* _Stated exercise_:
Using the records below, give the number of lines where the word "What" appears, with no further output.

* _Given entries_:
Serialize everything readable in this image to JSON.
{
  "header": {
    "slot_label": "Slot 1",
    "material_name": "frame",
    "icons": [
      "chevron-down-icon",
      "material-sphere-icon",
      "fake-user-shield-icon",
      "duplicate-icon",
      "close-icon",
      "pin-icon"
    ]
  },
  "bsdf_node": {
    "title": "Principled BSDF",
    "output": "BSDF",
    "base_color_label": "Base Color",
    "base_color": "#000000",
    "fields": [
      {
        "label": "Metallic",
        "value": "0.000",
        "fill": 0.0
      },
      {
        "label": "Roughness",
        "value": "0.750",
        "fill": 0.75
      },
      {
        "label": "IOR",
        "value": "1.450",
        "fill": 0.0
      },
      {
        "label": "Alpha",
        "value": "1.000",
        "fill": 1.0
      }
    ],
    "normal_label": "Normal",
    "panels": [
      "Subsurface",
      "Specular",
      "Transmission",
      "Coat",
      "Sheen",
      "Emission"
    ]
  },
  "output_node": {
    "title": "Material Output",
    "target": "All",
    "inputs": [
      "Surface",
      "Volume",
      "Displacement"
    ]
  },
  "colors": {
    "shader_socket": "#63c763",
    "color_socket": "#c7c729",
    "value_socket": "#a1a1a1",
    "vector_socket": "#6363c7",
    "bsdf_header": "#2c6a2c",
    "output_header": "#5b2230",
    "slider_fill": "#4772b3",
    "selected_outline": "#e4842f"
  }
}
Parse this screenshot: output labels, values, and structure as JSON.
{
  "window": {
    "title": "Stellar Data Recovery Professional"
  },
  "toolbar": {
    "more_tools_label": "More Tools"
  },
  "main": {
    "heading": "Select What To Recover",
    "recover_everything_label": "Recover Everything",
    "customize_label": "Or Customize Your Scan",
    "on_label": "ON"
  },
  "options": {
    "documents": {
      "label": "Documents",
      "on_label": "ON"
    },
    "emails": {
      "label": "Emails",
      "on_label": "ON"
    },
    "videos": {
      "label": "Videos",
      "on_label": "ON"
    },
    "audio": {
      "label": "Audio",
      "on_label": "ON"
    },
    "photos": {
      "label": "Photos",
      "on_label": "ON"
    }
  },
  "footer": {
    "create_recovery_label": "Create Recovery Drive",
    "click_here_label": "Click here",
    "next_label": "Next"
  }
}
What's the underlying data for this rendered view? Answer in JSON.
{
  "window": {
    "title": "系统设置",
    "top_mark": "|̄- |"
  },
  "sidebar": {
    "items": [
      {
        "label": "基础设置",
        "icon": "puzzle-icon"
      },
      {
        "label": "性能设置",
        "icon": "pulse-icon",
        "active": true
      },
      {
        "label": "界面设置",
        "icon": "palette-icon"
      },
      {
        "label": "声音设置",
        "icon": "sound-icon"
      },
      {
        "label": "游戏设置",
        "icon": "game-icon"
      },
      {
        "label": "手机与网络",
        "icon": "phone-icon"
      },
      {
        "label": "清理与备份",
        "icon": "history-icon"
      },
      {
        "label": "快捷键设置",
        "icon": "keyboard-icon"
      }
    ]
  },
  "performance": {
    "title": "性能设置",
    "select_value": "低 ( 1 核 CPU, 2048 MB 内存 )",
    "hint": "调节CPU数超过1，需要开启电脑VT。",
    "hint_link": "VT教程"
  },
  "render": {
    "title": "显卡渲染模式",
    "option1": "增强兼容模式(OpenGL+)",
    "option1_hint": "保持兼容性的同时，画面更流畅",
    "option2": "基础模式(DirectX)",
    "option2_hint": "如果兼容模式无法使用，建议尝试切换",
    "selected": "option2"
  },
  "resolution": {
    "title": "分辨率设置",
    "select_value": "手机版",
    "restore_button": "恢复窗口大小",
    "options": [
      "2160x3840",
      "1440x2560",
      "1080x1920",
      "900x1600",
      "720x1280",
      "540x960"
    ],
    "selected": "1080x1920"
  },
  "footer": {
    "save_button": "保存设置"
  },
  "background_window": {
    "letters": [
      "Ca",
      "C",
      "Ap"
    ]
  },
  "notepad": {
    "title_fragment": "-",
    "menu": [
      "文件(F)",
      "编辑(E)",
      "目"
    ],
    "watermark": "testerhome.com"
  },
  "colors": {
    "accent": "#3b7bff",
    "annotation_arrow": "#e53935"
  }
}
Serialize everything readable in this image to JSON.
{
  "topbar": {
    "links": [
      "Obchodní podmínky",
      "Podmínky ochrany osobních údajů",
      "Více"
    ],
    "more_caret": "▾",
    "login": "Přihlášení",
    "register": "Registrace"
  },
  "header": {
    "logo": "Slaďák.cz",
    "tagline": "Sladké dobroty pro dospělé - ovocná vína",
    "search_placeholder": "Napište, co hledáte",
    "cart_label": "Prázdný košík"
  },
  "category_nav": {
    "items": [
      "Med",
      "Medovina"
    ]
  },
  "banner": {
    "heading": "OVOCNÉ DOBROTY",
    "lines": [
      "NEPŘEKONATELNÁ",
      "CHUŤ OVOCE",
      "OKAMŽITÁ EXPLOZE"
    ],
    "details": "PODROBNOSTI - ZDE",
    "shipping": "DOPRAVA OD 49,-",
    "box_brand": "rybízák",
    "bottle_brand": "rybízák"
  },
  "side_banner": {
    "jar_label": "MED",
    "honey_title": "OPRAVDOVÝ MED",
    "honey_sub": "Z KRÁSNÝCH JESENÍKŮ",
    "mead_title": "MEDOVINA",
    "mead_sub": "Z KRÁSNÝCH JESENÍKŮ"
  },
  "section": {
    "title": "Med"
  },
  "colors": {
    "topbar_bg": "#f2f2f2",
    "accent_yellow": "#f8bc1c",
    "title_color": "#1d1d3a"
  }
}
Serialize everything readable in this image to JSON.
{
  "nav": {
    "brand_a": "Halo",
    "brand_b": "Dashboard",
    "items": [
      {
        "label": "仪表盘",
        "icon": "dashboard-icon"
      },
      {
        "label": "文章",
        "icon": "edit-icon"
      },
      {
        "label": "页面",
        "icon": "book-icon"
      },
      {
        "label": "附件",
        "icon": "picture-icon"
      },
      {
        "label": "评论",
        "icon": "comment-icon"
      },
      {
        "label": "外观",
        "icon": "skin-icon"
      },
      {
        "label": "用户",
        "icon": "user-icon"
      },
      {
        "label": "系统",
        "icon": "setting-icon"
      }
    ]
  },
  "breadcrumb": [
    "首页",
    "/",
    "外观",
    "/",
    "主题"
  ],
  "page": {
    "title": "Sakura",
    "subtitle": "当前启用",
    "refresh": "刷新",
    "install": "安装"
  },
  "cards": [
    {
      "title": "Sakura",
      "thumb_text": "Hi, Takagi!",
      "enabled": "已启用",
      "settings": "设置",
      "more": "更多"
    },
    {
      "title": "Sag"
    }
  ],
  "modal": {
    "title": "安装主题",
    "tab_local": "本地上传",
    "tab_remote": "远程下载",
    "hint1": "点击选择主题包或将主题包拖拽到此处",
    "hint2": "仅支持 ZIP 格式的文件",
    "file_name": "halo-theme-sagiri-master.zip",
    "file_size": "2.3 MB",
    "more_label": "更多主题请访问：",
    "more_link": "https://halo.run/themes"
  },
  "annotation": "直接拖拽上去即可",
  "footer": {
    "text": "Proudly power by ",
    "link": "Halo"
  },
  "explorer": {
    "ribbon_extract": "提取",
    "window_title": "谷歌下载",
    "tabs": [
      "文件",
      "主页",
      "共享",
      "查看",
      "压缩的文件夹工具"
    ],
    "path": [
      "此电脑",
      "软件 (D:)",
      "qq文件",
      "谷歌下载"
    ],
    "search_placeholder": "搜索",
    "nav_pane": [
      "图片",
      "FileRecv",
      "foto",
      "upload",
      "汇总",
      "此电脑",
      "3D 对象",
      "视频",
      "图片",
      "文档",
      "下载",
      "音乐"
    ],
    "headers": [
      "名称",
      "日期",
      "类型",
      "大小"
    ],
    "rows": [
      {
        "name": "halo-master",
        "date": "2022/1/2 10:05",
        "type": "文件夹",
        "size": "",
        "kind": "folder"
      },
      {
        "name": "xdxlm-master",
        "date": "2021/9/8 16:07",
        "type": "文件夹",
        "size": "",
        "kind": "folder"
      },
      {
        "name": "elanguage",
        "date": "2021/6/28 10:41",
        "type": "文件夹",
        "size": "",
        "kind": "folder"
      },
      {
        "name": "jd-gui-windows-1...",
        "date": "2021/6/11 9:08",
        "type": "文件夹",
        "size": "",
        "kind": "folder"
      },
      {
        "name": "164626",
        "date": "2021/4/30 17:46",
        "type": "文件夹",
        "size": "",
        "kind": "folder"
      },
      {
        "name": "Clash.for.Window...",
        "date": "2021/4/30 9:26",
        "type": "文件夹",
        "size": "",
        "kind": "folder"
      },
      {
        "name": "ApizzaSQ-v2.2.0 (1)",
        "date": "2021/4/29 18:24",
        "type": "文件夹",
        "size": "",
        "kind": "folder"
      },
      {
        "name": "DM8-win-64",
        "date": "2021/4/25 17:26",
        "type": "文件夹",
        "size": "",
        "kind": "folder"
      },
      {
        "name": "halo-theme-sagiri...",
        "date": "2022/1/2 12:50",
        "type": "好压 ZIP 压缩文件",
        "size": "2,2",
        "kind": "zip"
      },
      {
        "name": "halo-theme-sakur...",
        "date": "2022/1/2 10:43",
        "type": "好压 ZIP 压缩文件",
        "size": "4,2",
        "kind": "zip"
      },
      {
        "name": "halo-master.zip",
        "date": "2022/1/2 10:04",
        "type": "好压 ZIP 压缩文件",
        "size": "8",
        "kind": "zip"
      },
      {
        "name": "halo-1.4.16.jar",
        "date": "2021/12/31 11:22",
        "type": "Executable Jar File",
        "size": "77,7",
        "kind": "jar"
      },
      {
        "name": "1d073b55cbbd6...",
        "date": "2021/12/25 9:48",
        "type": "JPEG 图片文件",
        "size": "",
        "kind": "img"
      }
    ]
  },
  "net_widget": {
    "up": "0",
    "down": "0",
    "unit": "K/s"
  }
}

* _Answer to this problem_:
2